-- Given records start --

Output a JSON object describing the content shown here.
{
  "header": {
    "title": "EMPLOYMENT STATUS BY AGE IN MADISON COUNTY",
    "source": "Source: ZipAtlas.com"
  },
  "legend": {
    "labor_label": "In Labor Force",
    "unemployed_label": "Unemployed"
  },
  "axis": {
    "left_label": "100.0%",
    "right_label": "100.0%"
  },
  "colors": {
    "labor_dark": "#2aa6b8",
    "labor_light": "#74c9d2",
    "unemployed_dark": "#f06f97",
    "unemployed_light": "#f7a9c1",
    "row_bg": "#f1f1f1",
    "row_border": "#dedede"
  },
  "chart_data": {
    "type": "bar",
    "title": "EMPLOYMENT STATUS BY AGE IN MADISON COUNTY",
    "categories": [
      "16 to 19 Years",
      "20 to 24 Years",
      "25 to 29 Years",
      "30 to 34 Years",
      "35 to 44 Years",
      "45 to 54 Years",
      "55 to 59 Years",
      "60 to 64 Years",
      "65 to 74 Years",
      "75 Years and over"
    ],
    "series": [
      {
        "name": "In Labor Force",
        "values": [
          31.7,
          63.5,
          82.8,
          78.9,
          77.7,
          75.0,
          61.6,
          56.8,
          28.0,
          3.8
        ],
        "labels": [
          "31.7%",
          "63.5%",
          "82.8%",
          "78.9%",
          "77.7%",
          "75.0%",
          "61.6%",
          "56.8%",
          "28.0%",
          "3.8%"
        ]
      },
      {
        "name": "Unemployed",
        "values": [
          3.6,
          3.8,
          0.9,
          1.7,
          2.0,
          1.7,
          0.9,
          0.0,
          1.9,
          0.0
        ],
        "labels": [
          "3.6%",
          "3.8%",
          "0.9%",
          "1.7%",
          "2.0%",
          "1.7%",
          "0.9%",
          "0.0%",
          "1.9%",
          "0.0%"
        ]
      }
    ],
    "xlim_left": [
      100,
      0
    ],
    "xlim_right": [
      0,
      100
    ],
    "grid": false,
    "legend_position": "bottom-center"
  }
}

-- Given records end --

Exercise instructions.
Retype all the material above precisely, with no line left out.

Final answer.
Output a JSON object describing the content shown here.
{
  "header": {
    "title": "EMPLOYMENT STATUS BY AGE IN MADISON COUNTY",
    "source": "Source: ZipAtlas.com"
  },
  "legend": {
    "labor_label": "In Labor Force",
    "unemployed_label": "Unemployed"
  },
  "axis": {
    "left_label": "100.0%",
    "right_label": "100.0%"
  },
  "colors": {
    "labor_dark": "#2aa6b8",
    "labor_light": "#74c9d2",
    "unemployed_dark": "#f06f97",
    "unemployed_light": "#f7a9c1",
    "row_bg": "#f1f1f1",
    "row_border": "#dedede"
  },
  "chart_data": {
    "type": "bar",
    "title": "EMPLOYMENT STATUS BY AGE IN MADISON COUNTY",
    "categories": [
      "16 to 19 Years",
      "20 to 24 Years",
      "25 to 29 Years",
      "30 to 34 Years",
      "35 to 44 Years",
      "45 to 54 Years",
      "55 to 59 Years",
      "60 to 64 Years",
      "65 to 74 Years",
      "75 Years and over"
    ],
    "series": [
      {
        "name": "In Labor Force",
        "values": [
          31.7,
          63.5,
          82.8,
          78.9,
          77.7,
          75.0,
          61.6,
          56.8,
          28.0,
          3.8
        ],
        "labels": [
          "31.7%",
          "63.5%",
          "82.8%",
          "78.9%",
          "77.7%",
          "75.0%",
          "61.6%",
          "56.8%",
          "28.0%",
          "3.8%"
        ]
      },
      {
        "name": "Unemployed",
        "values": [
          3.6,
          3.8,
          0.9,
          1.7,
          2.0,
          1.7,
          0.9,
          0.0,
          1.9,
          0.0
        ],
        "labels": [
          "3.6%",
          "3.8%",
          "0.9%",
          "1.7%",
          "2.0%",
          "1.7%",
          "0.9%",
          "0.0%",
          "1.9%",
          "0.0%"
        ]
      }
    ],
    "xlim_left": [
      100,
      0
    ],
    "xlim_right": [
      0,
      100
    ],
    "grid": false,
    "legend_position": "bottom-center"
  }
}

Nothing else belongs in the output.